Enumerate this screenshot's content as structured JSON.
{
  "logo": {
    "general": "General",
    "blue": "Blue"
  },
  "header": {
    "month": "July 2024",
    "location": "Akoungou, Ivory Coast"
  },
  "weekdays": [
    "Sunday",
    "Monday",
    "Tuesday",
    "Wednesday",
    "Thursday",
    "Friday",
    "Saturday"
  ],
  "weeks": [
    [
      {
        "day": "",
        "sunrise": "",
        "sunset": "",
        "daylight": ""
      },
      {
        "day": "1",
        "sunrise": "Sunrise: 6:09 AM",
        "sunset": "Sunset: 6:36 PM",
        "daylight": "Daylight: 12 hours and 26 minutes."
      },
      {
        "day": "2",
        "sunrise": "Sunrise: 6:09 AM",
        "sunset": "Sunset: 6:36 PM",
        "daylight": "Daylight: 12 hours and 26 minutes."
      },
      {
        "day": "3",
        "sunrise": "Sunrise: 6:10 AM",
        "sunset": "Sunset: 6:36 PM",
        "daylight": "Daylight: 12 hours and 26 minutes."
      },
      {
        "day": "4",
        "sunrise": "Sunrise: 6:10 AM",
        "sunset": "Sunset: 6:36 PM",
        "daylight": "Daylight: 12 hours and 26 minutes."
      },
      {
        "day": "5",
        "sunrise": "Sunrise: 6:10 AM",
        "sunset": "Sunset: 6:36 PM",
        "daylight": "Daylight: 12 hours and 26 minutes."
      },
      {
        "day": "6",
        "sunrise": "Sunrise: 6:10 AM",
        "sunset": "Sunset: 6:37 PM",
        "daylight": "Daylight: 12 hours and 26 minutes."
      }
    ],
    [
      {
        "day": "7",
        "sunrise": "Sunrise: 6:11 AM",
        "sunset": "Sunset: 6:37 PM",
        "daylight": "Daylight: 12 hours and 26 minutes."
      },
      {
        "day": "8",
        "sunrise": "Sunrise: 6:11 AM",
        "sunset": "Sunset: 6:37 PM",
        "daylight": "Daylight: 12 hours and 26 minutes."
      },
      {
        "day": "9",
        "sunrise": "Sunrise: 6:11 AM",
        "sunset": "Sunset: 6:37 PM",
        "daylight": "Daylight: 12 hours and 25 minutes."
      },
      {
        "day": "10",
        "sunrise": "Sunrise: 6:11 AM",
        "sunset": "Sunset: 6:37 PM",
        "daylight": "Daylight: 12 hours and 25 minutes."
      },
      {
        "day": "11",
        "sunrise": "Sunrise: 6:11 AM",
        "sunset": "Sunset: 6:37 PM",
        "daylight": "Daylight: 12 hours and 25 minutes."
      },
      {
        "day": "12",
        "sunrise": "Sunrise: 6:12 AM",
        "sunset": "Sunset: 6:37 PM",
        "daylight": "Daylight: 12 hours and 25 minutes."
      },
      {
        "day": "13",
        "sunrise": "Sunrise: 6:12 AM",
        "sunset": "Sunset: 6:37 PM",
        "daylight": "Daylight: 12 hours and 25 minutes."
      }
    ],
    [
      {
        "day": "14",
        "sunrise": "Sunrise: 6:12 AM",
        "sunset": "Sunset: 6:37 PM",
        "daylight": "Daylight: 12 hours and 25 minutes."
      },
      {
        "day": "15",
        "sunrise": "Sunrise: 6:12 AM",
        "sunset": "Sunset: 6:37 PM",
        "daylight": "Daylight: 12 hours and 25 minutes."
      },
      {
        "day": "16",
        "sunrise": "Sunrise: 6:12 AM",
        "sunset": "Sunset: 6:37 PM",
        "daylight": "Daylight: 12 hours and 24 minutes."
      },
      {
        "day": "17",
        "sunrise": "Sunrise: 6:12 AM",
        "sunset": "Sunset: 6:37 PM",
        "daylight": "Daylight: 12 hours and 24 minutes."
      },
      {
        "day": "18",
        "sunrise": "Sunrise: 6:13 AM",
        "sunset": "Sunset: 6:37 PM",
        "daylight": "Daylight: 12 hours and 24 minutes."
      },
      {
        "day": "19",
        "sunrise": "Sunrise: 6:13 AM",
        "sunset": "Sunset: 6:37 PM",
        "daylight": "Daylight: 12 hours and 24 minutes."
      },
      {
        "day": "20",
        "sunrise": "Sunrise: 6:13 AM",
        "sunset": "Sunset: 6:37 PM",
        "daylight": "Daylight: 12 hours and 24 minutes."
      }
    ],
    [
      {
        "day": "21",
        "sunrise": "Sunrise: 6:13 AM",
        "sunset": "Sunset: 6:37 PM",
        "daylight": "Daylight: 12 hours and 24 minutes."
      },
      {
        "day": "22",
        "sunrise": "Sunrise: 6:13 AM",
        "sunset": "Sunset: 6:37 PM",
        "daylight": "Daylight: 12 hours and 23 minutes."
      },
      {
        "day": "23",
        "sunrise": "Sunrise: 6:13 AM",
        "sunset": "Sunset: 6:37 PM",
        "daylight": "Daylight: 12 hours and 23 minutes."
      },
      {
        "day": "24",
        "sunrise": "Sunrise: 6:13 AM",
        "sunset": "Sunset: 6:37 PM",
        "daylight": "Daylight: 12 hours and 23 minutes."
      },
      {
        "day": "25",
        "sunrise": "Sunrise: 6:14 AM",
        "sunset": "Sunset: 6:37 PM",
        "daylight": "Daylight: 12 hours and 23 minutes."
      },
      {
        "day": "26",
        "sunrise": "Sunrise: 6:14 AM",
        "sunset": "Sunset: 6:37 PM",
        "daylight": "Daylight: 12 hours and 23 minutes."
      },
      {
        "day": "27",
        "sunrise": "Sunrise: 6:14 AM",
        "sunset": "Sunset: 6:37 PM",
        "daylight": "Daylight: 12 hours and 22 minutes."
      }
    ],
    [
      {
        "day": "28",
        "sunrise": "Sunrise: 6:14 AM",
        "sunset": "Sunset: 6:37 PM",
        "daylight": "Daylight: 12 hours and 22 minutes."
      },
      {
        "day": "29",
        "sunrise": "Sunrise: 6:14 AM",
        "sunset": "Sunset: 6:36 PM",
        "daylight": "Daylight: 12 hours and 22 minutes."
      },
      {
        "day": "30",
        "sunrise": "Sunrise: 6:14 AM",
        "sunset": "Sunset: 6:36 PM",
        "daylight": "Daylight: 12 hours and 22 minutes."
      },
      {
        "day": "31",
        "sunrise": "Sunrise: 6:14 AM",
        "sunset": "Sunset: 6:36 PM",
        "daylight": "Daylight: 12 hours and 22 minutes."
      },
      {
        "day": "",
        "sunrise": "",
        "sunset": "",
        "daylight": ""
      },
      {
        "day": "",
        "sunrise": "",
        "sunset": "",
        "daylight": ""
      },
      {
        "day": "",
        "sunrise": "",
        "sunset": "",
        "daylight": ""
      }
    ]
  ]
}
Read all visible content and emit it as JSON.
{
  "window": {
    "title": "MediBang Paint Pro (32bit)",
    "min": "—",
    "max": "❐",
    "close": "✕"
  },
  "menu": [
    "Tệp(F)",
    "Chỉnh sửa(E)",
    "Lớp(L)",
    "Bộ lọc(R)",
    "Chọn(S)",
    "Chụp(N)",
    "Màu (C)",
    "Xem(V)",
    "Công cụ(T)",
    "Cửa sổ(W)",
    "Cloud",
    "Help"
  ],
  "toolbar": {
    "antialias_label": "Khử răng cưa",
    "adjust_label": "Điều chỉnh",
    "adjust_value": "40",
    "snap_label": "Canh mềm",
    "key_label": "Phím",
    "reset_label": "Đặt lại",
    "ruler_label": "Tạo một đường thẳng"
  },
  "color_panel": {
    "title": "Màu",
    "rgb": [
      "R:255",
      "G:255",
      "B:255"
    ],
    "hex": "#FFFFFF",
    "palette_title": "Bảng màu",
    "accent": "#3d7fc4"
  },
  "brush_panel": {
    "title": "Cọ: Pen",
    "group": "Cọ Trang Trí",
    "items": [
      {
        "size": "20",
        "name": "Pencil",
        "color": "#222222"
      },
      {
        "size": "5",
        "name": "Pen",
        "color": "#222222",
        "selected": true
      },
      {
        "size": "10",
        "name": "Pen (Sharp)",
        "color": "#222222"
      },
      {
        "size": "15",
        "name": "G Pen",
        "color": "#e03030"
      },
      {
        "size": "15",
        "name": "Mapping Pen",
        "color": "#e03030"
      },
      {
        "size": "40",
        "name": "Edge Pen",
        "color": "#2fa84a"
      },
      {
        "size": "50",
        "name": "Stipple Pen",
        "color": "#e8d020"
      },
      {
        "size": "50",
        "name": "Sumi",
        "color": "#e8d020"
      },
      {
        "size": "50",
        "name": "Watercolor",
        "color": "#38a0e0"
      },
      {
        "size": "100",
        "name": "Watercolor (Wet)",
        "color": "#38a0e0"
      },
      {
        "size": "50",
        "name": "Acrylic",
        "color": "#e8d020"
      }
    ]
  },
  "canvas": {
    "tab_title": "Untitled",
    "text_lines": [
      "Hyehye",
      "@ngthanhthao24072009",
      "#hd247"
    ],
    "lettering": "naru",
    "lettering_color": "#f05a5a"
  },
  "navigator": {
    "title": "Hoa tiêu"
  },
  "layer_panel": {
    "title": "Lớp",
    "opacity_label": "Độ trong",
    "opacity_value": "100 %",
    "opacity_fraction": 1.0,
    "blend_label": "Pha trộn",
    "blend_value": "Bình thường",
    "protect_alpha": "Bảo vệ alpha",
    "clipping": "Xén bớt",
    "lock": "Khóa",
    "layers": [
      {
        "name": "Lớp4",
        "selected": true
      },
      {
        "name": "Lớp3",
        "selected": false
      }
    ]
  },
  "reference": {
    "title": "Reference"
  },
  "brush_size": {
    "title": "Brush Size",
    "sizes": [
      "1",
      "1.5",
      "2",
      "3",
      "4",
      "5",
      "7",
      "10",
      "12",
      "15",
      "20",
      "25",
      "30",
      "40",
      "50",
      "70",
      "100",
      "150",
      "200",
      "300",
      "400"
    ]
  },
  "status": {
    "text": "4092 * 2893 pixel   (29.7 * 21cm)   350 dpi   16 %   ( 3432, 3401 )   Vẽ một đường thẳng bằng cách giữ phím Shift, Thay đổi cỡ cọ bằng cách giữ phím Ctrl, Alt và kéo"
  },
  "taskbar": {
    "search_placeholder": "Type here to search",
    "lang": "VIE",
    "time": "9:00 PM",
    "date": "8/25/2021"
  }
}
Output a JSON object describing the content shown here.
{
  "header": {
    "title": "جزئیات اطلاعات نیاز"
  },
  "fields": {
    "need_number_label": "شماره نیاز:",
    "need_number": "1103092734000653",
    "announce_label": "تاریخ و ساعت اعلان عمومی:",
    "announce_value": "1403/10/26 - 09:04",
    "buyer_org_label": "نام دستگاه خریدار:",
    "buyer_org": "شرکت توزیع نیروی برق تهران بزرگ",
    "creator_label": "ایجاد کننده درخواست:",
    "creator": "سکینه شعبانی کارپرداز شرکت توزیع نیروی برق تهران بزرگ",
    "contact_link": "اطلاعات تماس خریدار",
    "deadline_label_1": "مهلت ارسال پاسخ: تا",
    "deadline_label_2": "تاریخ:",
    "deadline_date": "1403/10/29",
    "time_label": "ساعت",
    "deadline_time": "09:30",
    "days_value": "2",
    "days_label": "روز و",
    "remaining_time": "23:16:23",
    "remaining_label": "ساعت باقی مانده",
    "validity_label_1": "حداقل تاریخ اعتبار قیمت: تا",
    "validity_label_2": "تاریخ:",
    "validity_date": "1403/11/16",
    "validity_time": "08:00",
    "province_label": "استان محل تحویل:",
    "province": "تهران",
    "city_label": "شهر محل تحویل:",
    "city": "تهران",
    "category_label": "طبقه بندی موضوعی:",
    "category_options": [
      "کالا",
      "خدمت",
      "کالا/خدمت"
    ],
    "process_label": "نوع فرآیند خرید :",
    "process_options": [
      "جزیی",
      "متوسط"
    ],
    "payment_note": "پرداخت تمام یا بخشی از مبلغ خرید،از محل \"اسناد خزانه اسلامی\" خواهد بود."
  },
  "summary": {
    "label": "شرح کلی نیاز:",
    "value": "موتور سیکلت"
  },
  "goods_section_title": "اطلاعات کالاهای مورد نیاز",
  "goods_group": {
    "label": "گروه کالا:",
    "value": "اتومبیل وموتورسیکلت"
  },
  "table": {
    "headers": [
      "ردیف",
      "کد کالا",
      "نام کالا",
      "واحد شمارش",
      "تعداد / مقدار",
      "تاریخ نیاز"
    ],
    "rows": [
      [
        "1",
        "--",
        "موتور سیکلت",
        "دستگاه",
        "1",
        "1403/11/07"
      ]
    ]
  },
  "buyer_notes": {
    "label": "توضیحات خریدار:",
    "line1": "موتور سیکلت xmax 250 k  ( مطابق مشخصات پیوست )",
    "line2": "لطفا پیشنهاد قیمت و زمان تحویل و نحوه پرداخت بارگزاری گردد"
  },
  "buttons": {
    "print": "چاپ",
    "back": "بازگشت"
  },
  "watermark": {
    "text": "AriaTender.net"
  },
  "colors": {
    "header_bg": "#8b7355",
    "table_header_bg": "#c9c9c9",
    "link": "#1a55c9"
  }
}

+++++

:: Job ::
Look for "đường" and pull out every line that has it.

:: The response ::
    "ruler_label": "Tạo một đường thẳng"
    "text": "4092 * 2893 pixel   (29.7 * 21cm)   350 dpi   16 %   ( 3432, 3401 )   Vẽ một đường thẳng bằng cách giữ phím Shift, Thay đổi cỡ cọ bằng cách giữ phím Ctrl, Alt và kéo"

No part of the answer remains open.